THE TASK:
Will you transcribe all the entries word for word, skipping the pictures they hold?

DATA SECTION:
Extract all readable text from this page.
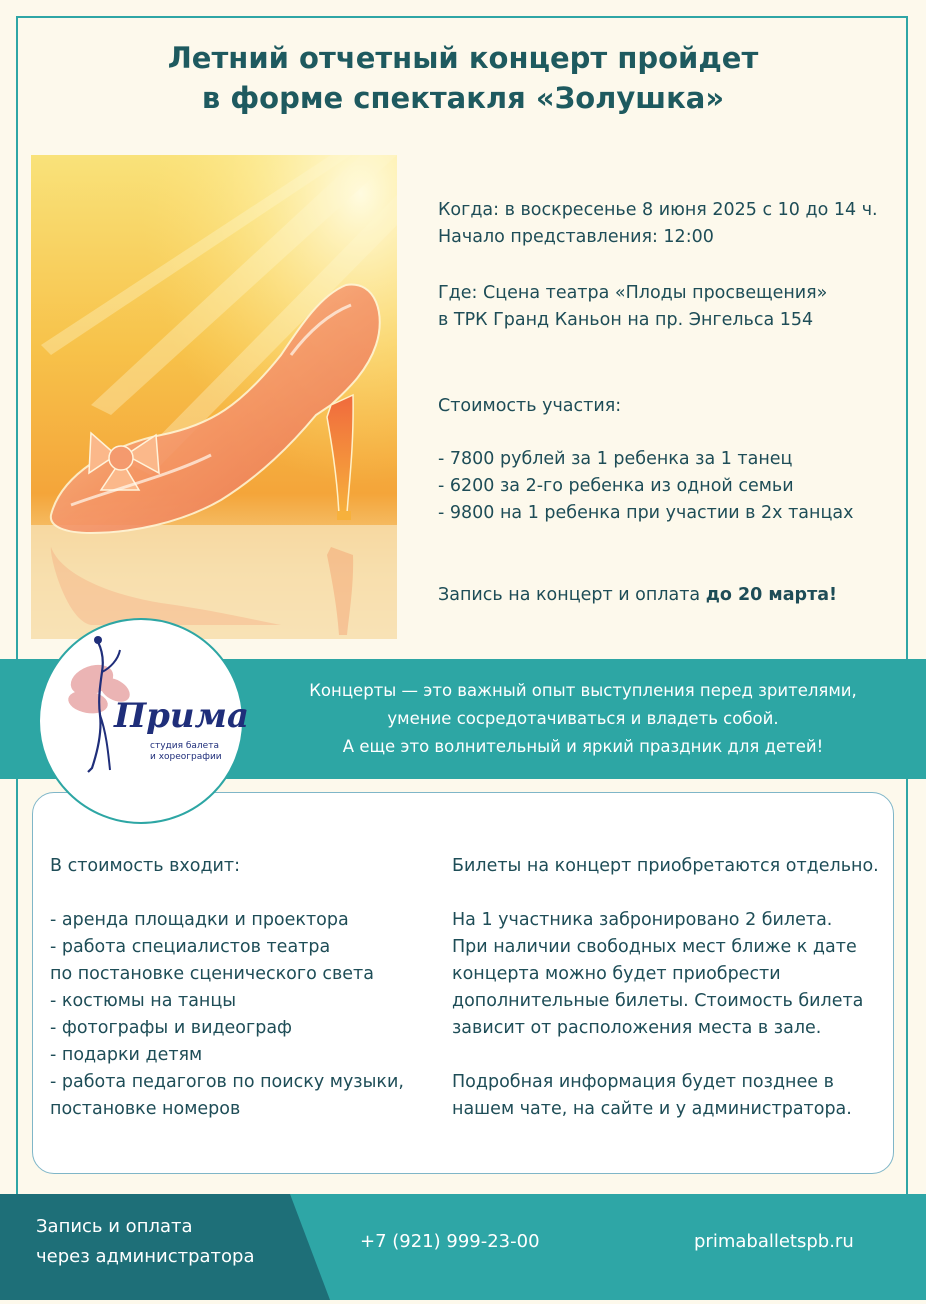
Летний отчетный концерт пройдет
в форме спектакля «Золушка»
Когда: в воскресенье 8 июня 2025 с 10 до 14 ч.
Начало представления: 12:00
Где: Сцена театра «Плоды просвещения»
в ТРК Гранд Каньон на пр. Энгельса 154
Стоимость участия:
- 7800 рублей за 1 ребенка за 1 танец
- 6200 за 2-го ребенка из одной семьи
- 9800 на 1 ребенка при участии в 2х танцах
Запись на концерт и оплата до 20 марта!
Концерты — это важный опыт выступления перед зрителями,
умение сосредотачиваться и владеть собой.
А еще это волнительный и яркий праздник для детей!
Прима
студия балета
и хореографии
В стоимость входит:
- аренда площадки и проектора
- работа специалистов театра
по постановке сценического света
- костюмы на танцы
- фотографы и видеограф
- подарки детям
- работа педагогов по поиску музыки,
постановке номеров
Билеты на концерт приобретаются отдельно.
На 1 участника забронировано 2 билета.
При наличии свободных мест ближе к дате
концерта можно будет приобрести
дополнительные билеты. Стоимость билета
зависит от расположения места в зале.
Подробная информация будет позднее в
нашем чате, на сайте и у администратора.
Запись и оплата
через администратора
+7 (921) 999-23-00	primaballetspb.ru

THE OUTPUT:
Extract all readable text from this page.
Летний отчетный концерт пройдет
в форме спектакля «Золушка»
Когда: в воскресенье 8 июня 2025 с 10 до 14 ч.
Начало представления: 12:00
Где: Сцена театра «Плоды просвещения»
в ТРК Гранд Каньон на пр. Энгельса 154
Стоимость участия:
- 7800 рублей за 1 ребенка за 1 танец
- 6200 за 2-го ребенка из одной семьи
- 9800 на 1 ребенка при участии в 2х танцах
Запись на концерт и оплата до 20 марта!
Концерты — это важный опыт выступления перед зрителями,
умение сосредотачиваться и владеть собой.
А еще это волнительный и яркий праздник для детей!
Прима
студия балета
и хореографии
В стоимость входит:
- аренда площадки и проектора
- работа специалистов театра
по постановке сценического света
- костюмы на танцы
- фотографы и видеограф
- подарки детям
- работа педагогов по поиску музыки,
постановке номеров
Билеты на концерт приобретаются отдельно.
На 1 участника забронировано 2 билета.
При наличии свободных мест ближе к дате
концерта можно будет приобрести
дополнительные билеты. Стоимость билета
зависит от расположения места в зале.
Подробная информация будет позднее в
нашем чате, на сайте и у администратора.
Запись и оплата
через администратора
+7 (921) 999-23-00	primaballetspb.ru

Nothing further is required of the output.